Um ano atrás
Marcamos de encontrar numa padaria na Asa Sul. A manhã estava quente, especialmente para quem anda de terno e gravata. Cheguei e me sentei em uma mesa num jardim que dava para a quadra. Ela chegou depois e conversamos rapidamente.
– Você pode escrever coisas sobre o cotidiano de Brasília…
Aceitei a tarefa. Entrei no carro e dirigi até o trabalho. No rádio, ouvi que ia ser dia de baixa umidade e que, segundo recomendação da OMS, a gente devia beber muita água e evitar fazer atividade física.
Trabalhei de manhã, almocei e levei as meninas na escola. Correria. Rápido senão papai se atrasa para o trabalho. Pega as mochilas, arruma o cabelo, cadê o tênis? Olha aquele ipê amarelos, que bonito! Tira da cadeirinha, cuidado com o carro, dá a mão, vamos até a sala, tchau, boa aula!
Trabalho de novo. Encontros com colegas, mãos estendidas, apertos de mão. Um pouco de trânsito na volta para casa. Padaria cheia de gente esperando na fila do pão e depois na fila do caixa. Jantar em casa, tenho uma novidade: vou escrever crônicas quinzenais para o site 61 Brasília. É, sobre o cotidiano de Brasília!
O primeiro texto vem com um tema clássico para o mês de agosto: a seca de Brasília e um cálculo para determinar qual a data da última chuva. Alguns textos depois e já estamos vivendo um novo cotidiano. As crônicas refletem essa virada do roteiro, uma inquietação com a incerteza, um silêncio de quarentena e pitadas de graça que vieram com essa nova vida.

— O QUE SE PEDE —
Transcreva o trecho do texto sobre o cotidiano de Brasília que começa nas palavras "Trabalhei de manhã, almocei" e termina depois de "tchau, boa aula!". O material abaixo não tem relação com o texto.

— REGISTROS DE DADOS —

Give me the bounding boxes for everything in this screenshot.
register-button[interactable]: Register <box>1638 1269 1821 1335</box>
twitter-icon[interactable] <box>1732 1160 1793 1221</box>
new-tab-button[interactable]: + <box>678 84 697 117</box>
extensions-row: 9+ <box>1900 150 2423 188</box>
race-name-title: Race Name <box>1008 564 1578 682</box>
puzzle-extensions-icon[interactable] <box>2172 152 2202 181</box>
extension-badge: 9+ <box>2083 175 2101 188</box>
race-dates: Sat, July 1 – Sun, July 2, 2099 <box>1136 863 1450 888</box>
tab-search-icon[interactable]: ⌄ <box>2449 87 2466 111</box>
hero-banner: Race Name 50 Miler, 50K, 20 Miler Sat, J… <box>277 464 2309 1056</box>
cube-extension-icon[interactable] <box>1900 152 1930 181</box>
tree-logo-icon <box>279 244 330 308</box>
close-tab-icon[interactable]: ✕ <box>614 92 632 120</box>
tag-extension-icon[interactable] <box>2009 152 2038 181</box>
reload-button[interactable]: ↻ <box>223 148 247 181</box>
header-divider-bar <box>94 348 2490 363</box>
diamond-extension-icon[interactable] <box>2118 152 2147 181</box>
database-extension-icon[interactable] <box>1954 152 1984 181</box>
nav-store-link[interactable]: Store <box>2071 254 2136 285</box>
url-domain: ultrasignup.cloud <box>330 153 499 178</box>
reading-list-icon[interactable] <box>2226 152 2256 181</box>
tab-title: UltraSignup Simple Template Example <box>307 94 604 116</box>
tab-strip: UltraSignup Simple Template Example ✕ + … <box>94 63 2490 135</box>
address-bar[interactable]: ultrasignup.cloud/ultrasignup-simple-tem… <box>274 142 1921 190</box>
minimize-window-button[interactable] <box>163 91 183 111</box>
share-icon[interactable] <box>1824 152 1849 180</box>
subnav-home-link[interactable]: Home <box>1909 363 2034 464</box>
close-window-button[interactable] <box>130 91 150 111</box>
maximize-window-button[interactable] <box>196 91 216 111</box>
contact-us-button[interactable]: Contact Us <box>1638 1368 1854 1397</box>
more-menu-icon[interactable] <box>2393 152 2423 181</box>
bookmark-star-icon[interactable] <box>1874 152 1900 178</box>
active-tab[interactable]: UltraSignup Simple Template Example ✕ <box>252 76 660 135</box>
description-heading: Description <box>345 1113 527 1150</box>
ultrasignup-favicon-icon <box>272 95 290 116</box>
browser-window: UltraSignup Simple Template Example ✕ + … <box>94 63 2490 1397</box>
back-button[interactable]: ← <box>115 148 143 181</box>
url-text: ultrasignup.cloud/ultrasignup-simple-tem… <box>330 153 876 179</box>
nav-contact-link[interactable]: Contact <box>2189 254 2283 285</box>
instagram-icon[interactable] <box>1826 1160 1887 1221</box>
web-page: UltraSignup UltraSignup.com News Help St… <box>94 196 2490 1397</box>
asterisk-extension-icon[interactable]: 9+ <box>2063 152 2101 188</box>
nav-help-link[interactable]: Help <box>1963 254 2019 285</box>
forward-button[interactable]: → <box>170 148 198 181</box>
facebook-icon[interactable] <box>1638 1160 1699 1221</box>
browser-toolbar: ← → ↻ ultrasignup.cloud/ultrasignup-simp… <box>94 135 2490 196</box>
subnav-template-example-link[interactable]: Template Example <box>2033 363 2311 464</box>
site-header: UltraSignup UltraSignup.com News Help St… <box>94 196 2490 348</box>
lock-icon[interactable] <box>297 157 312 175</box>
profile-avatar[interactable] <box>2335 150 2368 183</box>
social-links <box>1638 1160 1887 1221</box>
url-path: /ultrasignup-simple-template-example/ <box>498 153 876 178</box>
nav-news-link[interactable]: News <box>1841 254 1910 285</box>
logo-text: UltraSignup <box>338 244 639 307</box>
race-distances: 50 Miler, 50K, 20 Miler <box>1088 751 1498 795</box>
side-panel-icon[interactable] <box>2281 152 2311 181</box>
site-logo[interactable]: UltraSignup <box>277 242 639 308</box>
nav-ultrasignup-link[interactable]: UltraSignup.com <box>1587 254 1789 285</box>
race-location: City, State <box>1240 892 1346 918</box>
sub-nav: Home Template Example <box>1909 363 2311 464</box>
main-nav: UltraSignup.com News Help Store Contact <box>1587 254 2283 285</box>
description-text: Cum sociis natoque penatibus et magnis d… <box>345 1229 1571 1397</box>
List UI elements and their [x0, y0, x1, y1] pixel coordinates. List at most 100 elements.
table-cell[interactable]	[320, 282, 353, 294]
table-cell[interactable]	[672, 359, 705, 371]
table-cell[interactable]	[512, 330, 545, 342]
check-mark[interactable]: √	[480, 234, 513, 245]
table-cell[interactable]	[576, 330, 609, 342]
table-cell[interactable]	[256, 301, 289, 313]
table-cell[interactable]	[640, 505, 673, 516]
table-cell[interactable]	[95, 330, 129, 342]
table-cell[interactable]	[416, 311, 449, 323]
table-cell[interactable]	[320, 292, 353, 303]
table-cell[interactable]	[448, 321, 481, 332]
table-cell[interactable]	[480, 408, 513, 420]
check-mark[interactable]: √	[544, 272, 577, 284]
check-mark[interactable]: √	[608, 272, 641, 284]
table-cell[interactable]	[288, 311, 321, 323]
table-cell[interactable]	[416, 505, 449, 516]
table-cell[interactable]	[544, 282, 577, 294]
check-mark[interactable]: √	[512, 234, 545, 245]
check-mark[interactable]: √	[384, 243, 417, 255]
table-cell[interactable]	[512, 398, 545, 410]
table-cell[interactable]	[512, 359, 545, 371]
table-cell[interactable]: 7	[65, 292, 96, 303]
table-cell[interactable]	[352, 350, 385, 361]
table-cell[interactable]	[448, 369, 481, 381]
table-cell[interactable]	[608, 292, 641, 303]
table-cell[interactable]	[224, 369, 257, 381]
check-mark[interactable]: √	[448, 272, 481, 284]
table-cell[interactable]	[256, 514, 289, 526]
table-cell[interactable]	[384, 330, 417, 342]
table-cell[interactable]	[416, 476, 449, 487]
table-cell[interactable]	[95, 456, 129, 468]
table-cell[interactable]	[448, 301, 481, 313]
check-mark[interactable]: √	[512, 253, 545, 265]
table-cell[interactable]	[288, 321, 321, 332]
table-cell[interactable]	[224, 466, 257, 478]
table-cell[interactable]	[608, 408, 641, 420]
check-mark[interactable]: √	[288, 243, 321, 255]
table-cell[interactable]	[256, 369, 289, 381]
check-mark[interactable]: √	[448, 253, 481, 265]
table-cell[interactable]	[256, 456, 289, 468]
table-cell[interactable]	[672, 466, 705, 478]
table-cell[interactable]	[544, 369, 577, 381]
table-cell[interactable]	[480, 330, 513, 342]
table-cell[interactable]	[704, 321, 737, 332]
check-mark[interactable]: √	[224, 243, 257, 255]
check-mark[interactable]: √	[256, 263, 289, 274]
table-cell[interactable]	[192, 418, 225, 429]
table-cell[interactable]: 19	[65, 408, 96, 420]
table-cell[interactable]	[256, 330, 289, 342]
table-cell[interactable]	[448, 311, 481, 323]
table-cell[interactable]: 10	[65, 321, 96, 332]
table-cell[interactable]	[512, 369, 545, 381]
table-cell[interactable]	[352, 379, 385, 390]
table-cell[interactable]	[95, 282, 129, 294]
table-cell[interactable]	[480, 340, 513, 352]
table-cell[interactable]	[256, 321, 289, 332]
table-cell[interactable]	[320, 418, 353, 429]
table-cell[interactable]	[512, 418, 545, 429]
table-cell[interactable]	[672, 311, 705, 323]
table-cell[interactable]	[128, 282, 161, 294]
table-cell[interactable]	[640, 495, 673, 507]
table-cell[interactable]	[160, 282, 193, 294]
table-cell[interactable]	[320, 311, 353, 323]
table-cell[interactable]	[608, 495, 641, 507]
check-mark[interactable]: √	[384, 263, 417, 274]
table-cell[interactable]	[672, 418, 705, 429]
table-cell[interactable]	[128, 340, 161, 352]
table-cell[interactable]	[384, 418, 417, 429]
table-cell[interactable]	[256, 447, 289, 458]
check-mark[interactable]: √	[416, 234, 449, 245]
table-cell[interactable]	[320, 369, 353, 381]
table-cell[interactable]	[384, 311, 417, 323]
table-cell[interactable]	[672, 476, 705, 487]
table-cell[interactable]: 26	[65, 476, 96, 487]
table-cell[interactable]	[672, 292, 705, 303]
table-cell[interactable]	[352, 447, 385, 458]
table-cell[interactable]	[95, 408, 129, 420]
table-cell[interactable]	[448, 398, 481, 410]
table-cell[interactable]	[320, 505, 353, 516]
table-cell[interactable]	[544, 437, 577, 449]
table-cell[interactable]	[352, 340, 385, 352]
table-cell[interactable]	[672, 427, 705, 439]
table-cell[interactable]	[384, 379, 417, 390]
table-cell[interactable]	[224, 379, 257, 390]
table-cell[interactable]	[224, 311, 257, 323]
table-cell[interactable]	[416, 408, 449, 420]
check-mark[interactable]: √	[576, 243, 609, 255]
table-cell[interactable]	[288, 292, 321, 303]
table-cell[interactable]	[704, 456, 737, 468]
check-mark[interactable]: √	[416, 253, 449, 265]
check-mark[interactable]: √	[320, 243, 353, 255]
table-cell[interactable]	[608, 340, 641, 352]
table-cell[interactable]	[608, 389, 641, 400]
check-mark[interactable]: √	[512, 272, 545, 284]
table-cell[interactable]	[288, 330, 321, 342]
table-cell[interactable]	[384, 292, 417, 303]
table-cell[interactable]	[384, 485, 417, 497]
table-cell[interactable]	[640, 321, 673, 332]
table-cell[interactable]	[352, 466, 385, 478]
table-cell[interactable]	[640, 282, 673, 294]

— RESPOSTA DO EXERCÍCIO —
Trabalhei de manhã, almocei e levei as meninas na escola. Correria. Rápido senão papai se atrasa para o trabalho. Pega as mochilas, arruma o cabelo, cadê o tênis? Olha aquele ipê amarelos, que bonito! Tira da cadeirinha, cuidado com o carro, dá a mão, vamos até a sala, tchau, boa aula!